> [What the exercise asks]:
Could you copy every line from the material below in which "SRMTID" appears?

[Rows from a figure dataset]
>> START

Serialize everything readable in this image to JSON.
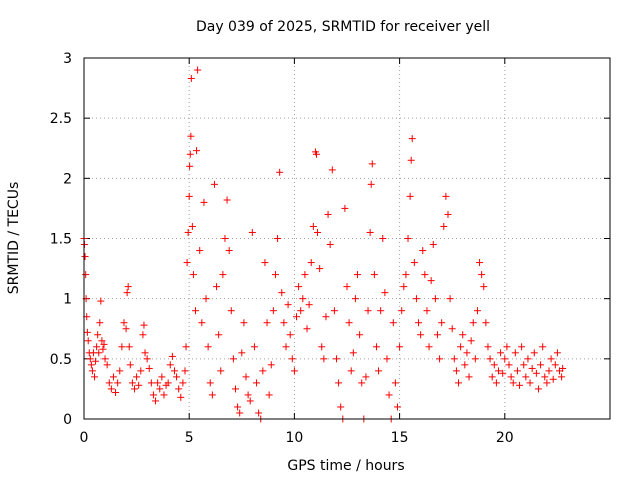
{
  "chart_data": {
    "type": "scatter",
    "title": "Day 039 of 2025, SRMTID for receiver yell",
    "xlabel": "GPS time / hours",
    "ylabel": "SRMTID / TECUs",
    "xlim": [
      0,
      25
    ],
    "ylim": [
      0,
      3
    ],
    "xticks": [
      0,
      5,
      10,
      15,
      20
    ],
    "xtick_labels": [
      "0",
      "5",
      "10",
      "15",
      "20"
    ],
    "yticks": [
      0,
      0.5,
      1,
      1.5,
      2,
      2.5,
      3
    ],
    "ytick_labels": [
      "0",
      "0.5",
      "1",
      "1.5",
      "2",
      "2.5",
      "3"
    ],
    "grid": true,
    "marker": "+",
    "color": "#ff0000",
    "series": [
      {
        "name": "SRMTID",
        "points": [
          [
            0.0,
            1.5
          ],
          [
            0.02,
            1.45
          ],
          [
            0.05,
            1.35
          ],
          [
            0.08,
            1.2
          ],
          [
            0.1,
            1.0
          ],
          [
            0.13,
            0.85
          ],
          [
            0.16,
            0.72
          ],
          [
            0.2,
            0.65
          ],
          [
            0.25,
            0.55
          ],
          [
            0.3,
            0.5
          ],
          [
            0.35,
            0.45
          ],
          [
            0.4,
            0.4
          ],
          [
            0.45,
            0.55
          ],
          [
            0.5,
            0.35
          ],
          [
            0.55,
            0.48
          ],
          [
            0.6,
            0.6
          ],
          [
            0.65,
            0.7
          ],
          [
            0.7,
            0.55
          ],
          [
            0.75,
            0.8
          ],
          [
            0.8,
            0.98
          ],
          [
            0.85,
            0.65
          ],
          [
            0.9,
            0.58
          ],
          [
            0.95,
            0.62
          ],
          [
            1.0,
            0.5
          ],
          [
            1.1,
            0.45
          ],
          [
            1.2,
            0.3
          ],
          [
            1.3,
            0.25
          ],
          [
            1.4,
            0.35
          ],
          [
            1.5,
            0.22
          ],
          [
            1.6,
            0.3
          ],
          [
            1.7,
            0.4
          ],
          [
            1.8,
            0.6
          ],
          [
            1.9,
            0.8
          ],
          [
            2.0,
            0.75
          ],
          [
            2.05,
            1.05
          ],
          [
            2.1,
            1.1
          ],
          [
            2.15,
            0.6
          ],
          [
            2.2,
            0.45
          ],
          [
            2.3,
            0.3
          ],
          [
            2.4,
            0.25
          ],
          [
            2.5,
            0.35
          ],
          [
            2.6,
            0.28
          ],
          [
            2.7,
            0.4
          ],
          [
            2.8,
            0.7
          ],
          [
            2.85,
            0.78
          ],
          [
            2.9,
            0.55
          ],
          [
            3.0,
            0.5
          ],
          [
            3.1,
            0.42
          ],
          [
            3.2,
            0.3
          ],
          [
            3.3,
            0.2
          ],
          [
            3.4,
            0.15
          ],
          [
            3.5,
            0.3
          ],
          [
            3.6,
            0.25
          ],
          [
            3.7,
            0.35
          ],
          [
            3.8,
            0.2
          ],
          [
            3.9,
            0.28
          ],
          [
            4.0,
            0.3
          ],
          [
            4.1,
            0.45
          ],
          [
            4.2,
            0.52
          ],
          [
            4.3,
            0.4
          ],
          [
            4.4,
            0.35
          ],
          [
            4.5,
            0.25
          ],
          [
            4.6,
            0.18
          ],
          [
            4.7,
            0.3
          ],
          [
            4.8,
            0.4
          ],
          [
            4.85,
            0.6
          ],
          [
            4.9,
            1.3
          ],
          [
            4.95,
            1.55
          ],
          [
            5.0,
            1.85
          ],
          [
            5.02,
            2.1
          ],
          [
            5.05,
            2.2
          ],
          [
            5.08,
            2.35
          ],
          [
            5.1,
            2.83
          ],
          [
            5.15,
            1.6
          ],
          [
            5.2,
            1.2
          ],
          [
            5.3,
            0.9
          ],
          [
            5.35,
            2.23
          ],
          [
            5.4,
            2.9
          ],
          [
            5.5,
            1.4
          ],
          [
            5.6,
            0.8
          ],
          [
            5.7,
            1.8
          ],
          [
            5.8,
            1.0
          ],
          [
            5.9,
            0.6
          ],
          [
            6.0,
            0.3
          ],
          [
            6.1,
            0.2
          ],
          [
            6.2,
            1.95
          ],
          [
            6.3,
            1.1
          ],
          [
            6.4,
            0.7
          ],
          [
            6.5,
            0.4
          ],
          [
            6.6,
            1.2
          ],
          [
            6.7,
            1.5
          ],
          [
            6.8,
            1.82
          ],
          [
            6.9,
            1.4
          ],
          [
            7.0,
            0.9
          ],
          [
            7.1,
            0.5
          ],
          [
            7.2,
            0.25
          ],
          [
            7.3,
            0.1
          ],
          [
            7.4,
            0.05
          ],
          [
            7.5,
            0.55
          ],
          [
            7.6,
            0.8
          ],
          [
            7.7,
            0.35
          ],
          [
            7.8,
            0.2
          ],
          [
            7.9,
            0.15
          ],
          [
            8.0,
            1.55
          ],
          [
            8.1,
            0.6
          ],
          [
            8.2,
            0.3
          ],
          [
            8.3,
            0.05
          ],
          [
            8.4,
            0.0
          ],
          [
            8.5,
            0.4
          ],
          [
            8.6,
            1.3
          ],
          [
            8.7,
            0.8
          ],
          [
            8.8,
            0.2
          ],
          [
            8.9,
            0.45
          ],
          [
            9.0,
            0.9
          ],
          [
            9.1,
            1.2
          ],
          [
            9.2,
            1.5
          ],
          [
            9.3,
            2.05
          ],
          [
            9.4,
            1.05
          ],
          [
            9.5,
            0.8
          ],
          [
            9.6,
            0.6
          ],
          [
            9.7,
            0.95
          ],
          [
            9.8,
            0.7
          ],
          [
            9.9,
            0.5
          ],
          [
            10.0,
            0.4
          ],
          [
            10.1,
            0.85
          ],
          [
            10.2,
            1.1
          ],
          [
            10.3,
            0.9
          ],
          [
            10.4,
            1.0
          ],
          [
            10.5,
            1.2
          ],
          [
            10.6,
            0.75
          ],
          [
            10.7,
            0.95
          ],
          [
            10.8,
            1.3
          ],
          [
            10.9,
            1.6
          ],
          [
            11.0,
            2.22
          ],
          [
            11.05,
            2.2
          ],
          [
            11.1,
            1.55
          ],
          [
            11.2,
            1.25
          ],
          [
            11.3,
            0.6
          ],
          [
            11.4,
            0.5
          ],
          [
            11.5,
            0.85
          ],
          [
            11.6,
            1.7
          ],
          [
            11.7,
            1.45
          ],
          [
            11.8,
            2.07
          ],
          [
            11.9,
            0.9
          ],
          [
            12.0,
            0.5
          ],
          [
            12.1,
            0.3
          ],
          [
            12.2,
            0.1
          ],
          [
            12.3,
            0.0
          ],
          [
            12.4,
            1.75
          ],
          [
            12.5,
            1.1
          ],
          [
            12.6,
            0.8
          ],
          [
            12.7,
            0.4
          ],
          [
            12.8,
            0.55
          ],
          [
            12.9,
            1.0
          ],
          [
            13.0,
            1.2
          ],
          [
            13.1,
            0.7
          ],
          [
            13.2,
            0.3
          ],
          [
            13.3,
            0.0
          ],
          [
            13.4,
            0.35
          ],
          [
            13.5,
            0.9
          ],
          [
            13.6,
            1.55
          ],
          [
            13.65,
            1.95
          ],
          [
            13.7,
            2.12
          ],
          [
            13.8,
            1.2
          ],
          [
            13.9,
            0.6
          ],
          [
            14.0,
            0.4
          ],
          [
            14.1,
            0.9
          ],
          [
            14.2,
            1.5
          ],
          [
            14.3,
            1.05
          ],
          [
            14.4,
            0.5
          ],
          [
            14.5,
            0.2
          ],
          [
            14.6,
            0.0
          ],
          [
            14.7,
            0.8
          ],
          [
            14.8,
            0.3
          ],
          [
            14.9,
            0.1
          ],
          [
            15.0,
            0.6
          ],
          [
            15.1,
            0.9
          ],
          [
            15.2,
            1.1
          ],
          [
            15.3,
            1.2
          ],
          [
            15.4,
            1.5
          ],
          [
            15.5,
            1.85
          ],
          [
            15.55,
            2.15
          ],
          [
            15.6,
            2.33
          ],
          [
            15.7,
            1.3
          ],
          [
            15.8,
            1.0
          ],
          [
            15.9,
            0.8
          ],
          [
            16.0,
            0.7
          ],
          [
            16.1,
            1.4
          ],
          [
            16.2,
            1.2
          ],
          [
            16.3,
            0.9
          ],
          [
            16.4,
            0.6
          ],
          [
            16.5,
            1.15
          ],
          [
            16.6,
            1.45
          ],
          [
            16.7,
            1.0
          ],
          [
            16.8,
            0.7
          ],
          [
            16.9,
            0.5
          ],
          [
            17.0,
            0.8
          ],
          [
            17.1,
            1.6
          ],
          [
            17.2,
            1.85
          ],
          [
            17.3,
            1.7
          ],
          [
            17.4,
            1.0
          ],
          [
            17.5,
            0.75
          ],
          [
            17.6,
            0.5
          ],
          [
            17.7,
            0.4
          ],
          [
            17.8,
            0.3
          ],
          [
            17.9,
            0.6
          ],
          [
            18.0,
            0.7
          ],
          [
            18.1,
            0.45
          ],
          [
            18.2,
            0.55
          ],
          [
            18.3,
            0.35
          ],
          [
            18.4,
            0.65
          ],
          [
            18.5,
            0.8
          ],
          [
            18.6,
            0.5
          ],
          [
            18.7,
            0.9
          ],
          [
            18.8,
            1.3
          ],
          [
            18.9,
            1.2
          ],
          [
            19.0,
            1.1
          ],
          [
            19.1,
            0.8
          ],
          [
            19.2,
            0.6
          ],
          [
            19.3,
            0.5
          ],
          [
            19.4,
            0.35
          ],
          [
            19.5,
            0.45
          ],
          [
            19.6,
            0.3
          ],
          [
            19.7,
            0.4
          ],
          [
            19.8,
            0.55
          ],
          [
            19.9,
            0.38
          ],
          [
            20.0,
            0.5
          ],
          [
            20.1,
            0.6
          ],
          [
            20.2,
            0.45
          ],
          [
            20.3,
            0.35
          ],
          [
            20.4,
            0.3
          ],
          [
            20.5,
            0.55
          ],
          [
            20.6,
            0.4
          ],
          [
            20.7,
            0.28
          ],
          [
            20.8,
            0.6
          ],
          [
            20.9,
            0.45
          ],
          [
            21.0,
            0.35
          ],
          [
            21.1,
            0.5
          ],
          [
            21.2,
            0.3
          ],
          [
            21.3,
            0.42
          ],
          [
            21.4,
            0.55
          ],
          [
            21.5,
            0.38
          ],
          [
            21.6,
            0.25
          ],
          [
            21.7,
            0.45
          ],
          [
            21.8,
            0.6
          ],
          [
            21.9,
            0.35
          ],
          [
            22.0,
            0.3
          ],
          [
            22.1,
            0.4
          ],
          [
            22.2,
            0.5
          ],
          [
            22.3,
            0.33
          ],
          [
            22.4,
            0.45
          ],
          [
            22.5,
            0.55
          ],
          [
            22.6,
            0.4
          ],
          [
            22.7,
            0.35
          ],
          [
            22.75,
            0.42
          ]
        ]
      }
    ]
  }
}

>> END

> [Solution below]:
    "title": "Day 039 of 2025, SRMTID for receiver yell",
    "ylabel": "SRMTID / TECUs",
        "name": "SRMTID",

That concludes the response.